Task requirements: Provide the records once more, identical to the original.

===== Dataset rows =====

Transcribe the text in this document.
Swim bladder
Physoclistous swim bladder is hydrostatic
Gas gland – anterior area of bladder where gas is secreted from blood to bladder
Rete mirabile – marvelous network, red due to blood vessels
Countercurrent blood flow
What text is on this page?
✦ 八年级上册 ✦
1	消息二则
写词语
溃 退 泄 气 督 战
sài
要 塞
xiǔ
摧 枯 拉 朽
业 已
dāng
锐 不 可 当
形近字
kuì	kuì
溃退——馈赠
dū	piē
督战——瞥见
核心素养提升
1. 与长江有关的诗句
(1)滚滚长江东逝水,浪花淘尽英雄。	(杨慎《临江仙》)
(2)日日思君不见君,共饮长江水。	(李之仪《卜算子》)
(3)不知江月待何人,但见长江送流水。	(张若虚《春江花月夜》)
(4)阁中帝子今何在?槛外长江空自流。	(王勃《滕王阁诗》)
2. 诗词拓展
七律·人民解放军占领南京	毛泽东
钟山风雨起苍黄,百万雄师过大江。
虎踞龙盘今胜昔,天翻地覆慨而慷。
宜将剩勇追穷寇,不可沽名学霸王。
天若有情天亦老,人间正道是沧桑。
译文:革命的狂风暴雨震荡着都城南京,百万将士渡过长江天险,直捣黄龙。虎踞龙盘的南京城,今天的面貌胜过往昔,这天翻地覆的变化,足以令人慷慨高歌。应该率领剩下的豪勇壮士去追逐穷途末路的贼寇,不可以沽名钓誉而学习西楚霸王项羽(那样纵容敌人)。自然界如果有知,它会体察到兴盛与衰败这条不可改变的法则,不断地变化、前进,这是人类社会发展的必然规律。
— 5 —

=====

Task output:
Transcribe the text in this document.
Swim bladder
Physoclistous swim bladder is hydrostatic
Gas gland – anterior area of bladder where gas is secreted from blood to bladder
Rete mirabile – marvelous network, red due to blood vessels
Countercurrent blood flow
What text is on this page?
✦ 八年级上册 ✦
1	消息二则
写词语
溃 退 泄 气 督 战
sài
要 塞
xiǔ
摧 枯 拉 朽
业 已
dāng
锐 不 可 当
形近字
kuì	kuì
溃退——馈赠
dū	piē
督战——瞥见
核心素养提升
1. 与长江有关的诗句
(1)滚滚长江东逝水,浪花淘尽英雄。	(杨慎《临江仙》)
(2)日日思君不见君,共饮长江水。	(李之仪《卜算子》)
(3)不知江月待何人,但见长江送流水。	(张若虚《春江花月夜》)
(4)阁中帝子今何在?槛外长江空自流。	(王勃《滕王阁诗》)
2. 诗词拓展
七律·人民解放军占领南京	毛泽东
钟山风雨起苍黄,百万雄师过大江。
虎踞龙盘今胜昔,天翻地覆慨而慷。
宜将剩勇追穷寇,不可沽名学霸王。
天若有情天亦老,人间正道是沧桑。
译文:革命的狂风暴雨震荡着都城南京,百万将士渡过长江天险,直捣黄龙。虎踞龙盘的南京城,今天的面貌胜过往昔,这天翻地覆的变化,足以令人慷慨高歌。应该率领剩下的豪勇壮士去追逐穷途末路的贼寇,不可以沽名钓誉而学习西楚霸王项羽(那样纵容敌人)。自然界如果有知,它会体察到兴盛与衰败这条不可改变的法则,不断地变化、前进,这是人类社会发展的必然规律。
— 5 —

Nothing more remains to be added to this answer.